[Dataset items]
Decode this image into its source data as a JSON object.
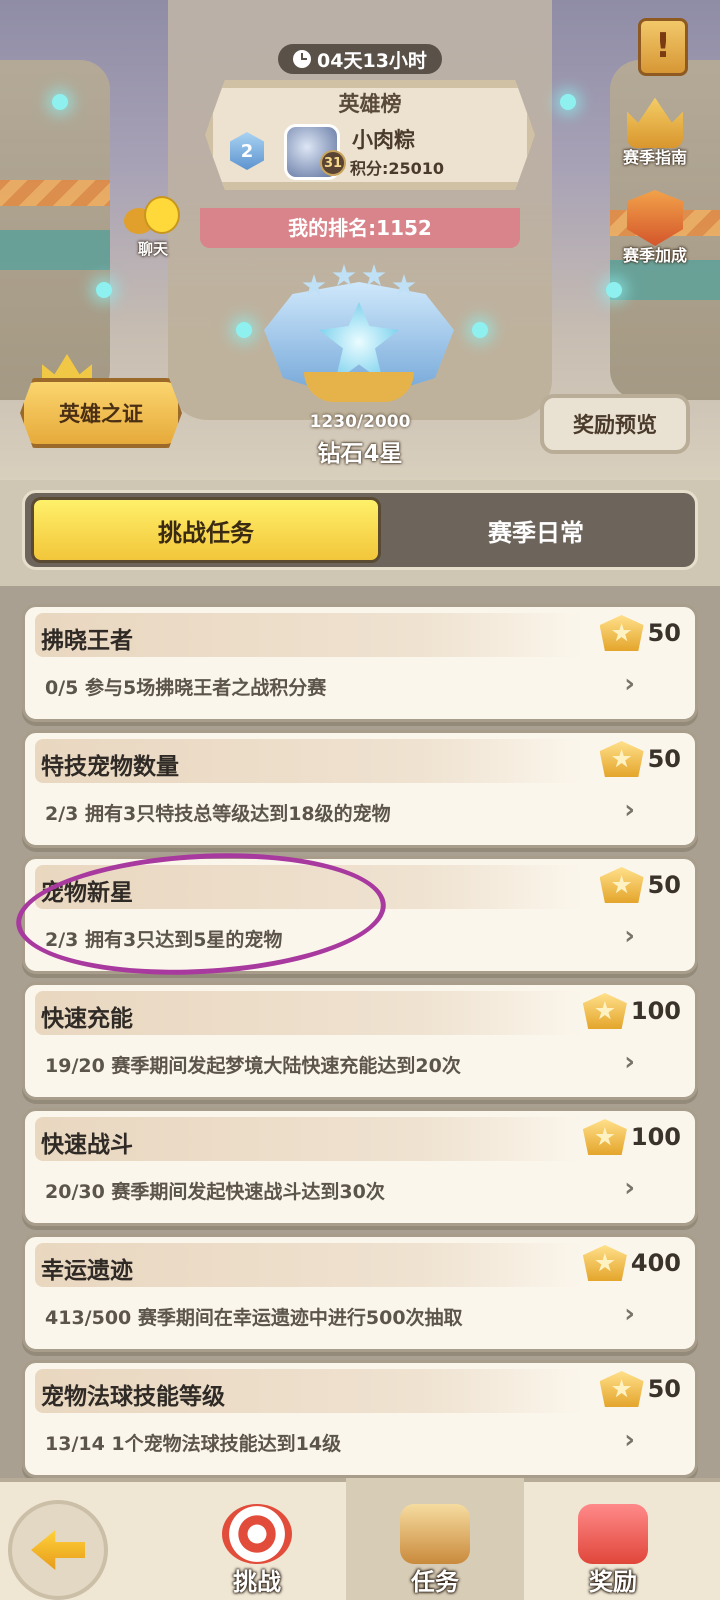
{
  "header": {
    "timer": "04天13小时",
    "board_title": "英雄榜",
    "top_player": {
      "rank": "2",
      "name": "小肉粽",
      "level": "31",
      "score": "积分:25010"
    },
    "my_rank": "我的排名:1152",
    "chat_label": "聊天",
    "season_guide": "赛季指南",
    "season_bonus": "赛季加成",
    "hero_proof": "英雄之证",
    "reward_preview": "奖励预览",
    "points": "1230/2000",
    "tier": "钻石4星"
  },
  "tabs": [
    {
      "label": "挑战任务",
      "active": true
    },
    {
      "label": "赛季日常",
      "active": false
    }
  ],
  "tasks": [
    {
      "title": "拂晓王者",
      "desc": "0/5  参与5场拂晓王者之战积分赛",
      "reward": "50"
    },
    {
      "title": "特技宠物数量",
      "desc": "2/3  拥有3只特技总等级达到18级的宠物",
      "reward": "50"
    },
    {
      "title": "宠物新星",
      "desc": "2/3  拥有3只达到5星的宠物",
      "reward": "50"
    },
    {
      "title": "快速充能",
      "desc": "19/20  赛季期间发起梦境大陆快速充能达到20次",
      "reward": "100"
    },
    {
      "title": "快速战斗",
      "desc": "20/30  赛季期间发起快速战斗达到30次",
      "reward": "100"
    },
    {
      "title": "幸运遗迹",
      "desc": "413/500  赛季期间在幸运遗迹中进行500次抽取",
      "reward": "400"
    },
    {
      "title": "宠物法球技能等级",
      "desc": "13/14  1个宠物法球技能达到14级",
      "reward": "50"
    }
  ],
  "bottom_nav": [
    {
      "label": "挑战",
      "icon": "target-icon"
    },
    {
      "label": "任务",
      "icon": "scroll-chest-icon",
      "selected": true
    },
    {
      "label": "奖励",
      "icon": "gift-box-icon"
    }
  ],
  "colors": {
    "accent_yellow": "#f2c63a",
    "annotation_circle": "#a8399f"
  }
}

§ Short exercise
Generate a word-for-word copy of the preceding records, excluding all pictures.

§ Answer to this task
Decode this image into its source data as a JSON object.
{
  "header": {
    "timer": "04天13小时",
    "board_title": "英雄榜",
    "top_player": {
      "rank": "2",
      "name": "小肉粽",
      "level": "31",
      "score": "积分:25010"
    },
    "my_rank": "我的排名:1152",
    "chat_label": "聊天",
    "season_guide": "赛季指南",
    "season_bonus": "赛季加成",
    "hero_proof": "英雄之证",
    "reward_preview": "奖励预览",
    "points": "1230/2000",
    "tier": "钻石4星"
  },
  "tabs": [
    {
      "label": "挑战任务",
      "active": true
    },
    {
      "label": "赛季日常",
      "active": false
    }
  ],
  "tasks": [
    {
      "title": "拂晓王者",
      "desc": "0/5  参与5场拂晓王者之战积分赛",
      "reward": "50"
    },
    {
      "title": "特技宠物数量",
      "desc": "2/3  拥有3只特技总等级达到18级的宠物",
      "reward": "50"
    },
    {
      "title": "宠物新星",
      "desc": "2/3  拥有3只达到5星的宠物",
      "reward": "50"
    },
    {
      "title": "快速充能",
      "desc": "19/20  赛季期间发起梦境大陆快速充能达到20次",
      "reward": "100"
    },
    {
      "title": "快速战斗",
      "desc": "20/30  赛季期间发起快速战斗达到30次",
      "reward": "100"
    },
    {
      "title": "幸运遗迹",
      "desc": "413/500  赛季期间在幸运遗迹中进行500次抽取",
      "reward": "400"
    },
    {
      "title": "宠物法球技能等级",
      "desc": "13/14  1个宠物法球技能达到14级",
      "reward": "50"
    }
  ],
  "bottom_nav": [
    {
      "label": "挑战",
      "icon": "target-icon"
    },
    {
      "label": "任务",
      "icon": "scroll-chest-icon",
      "selected": true
    },
    {
      "label": "奖励",
      "icon": "gift-box-icon"
    }
  ],
  "colors": {
    "accent_yellow": "#f2c63a",
    "annotation_circle": "#a8399f"
  }
}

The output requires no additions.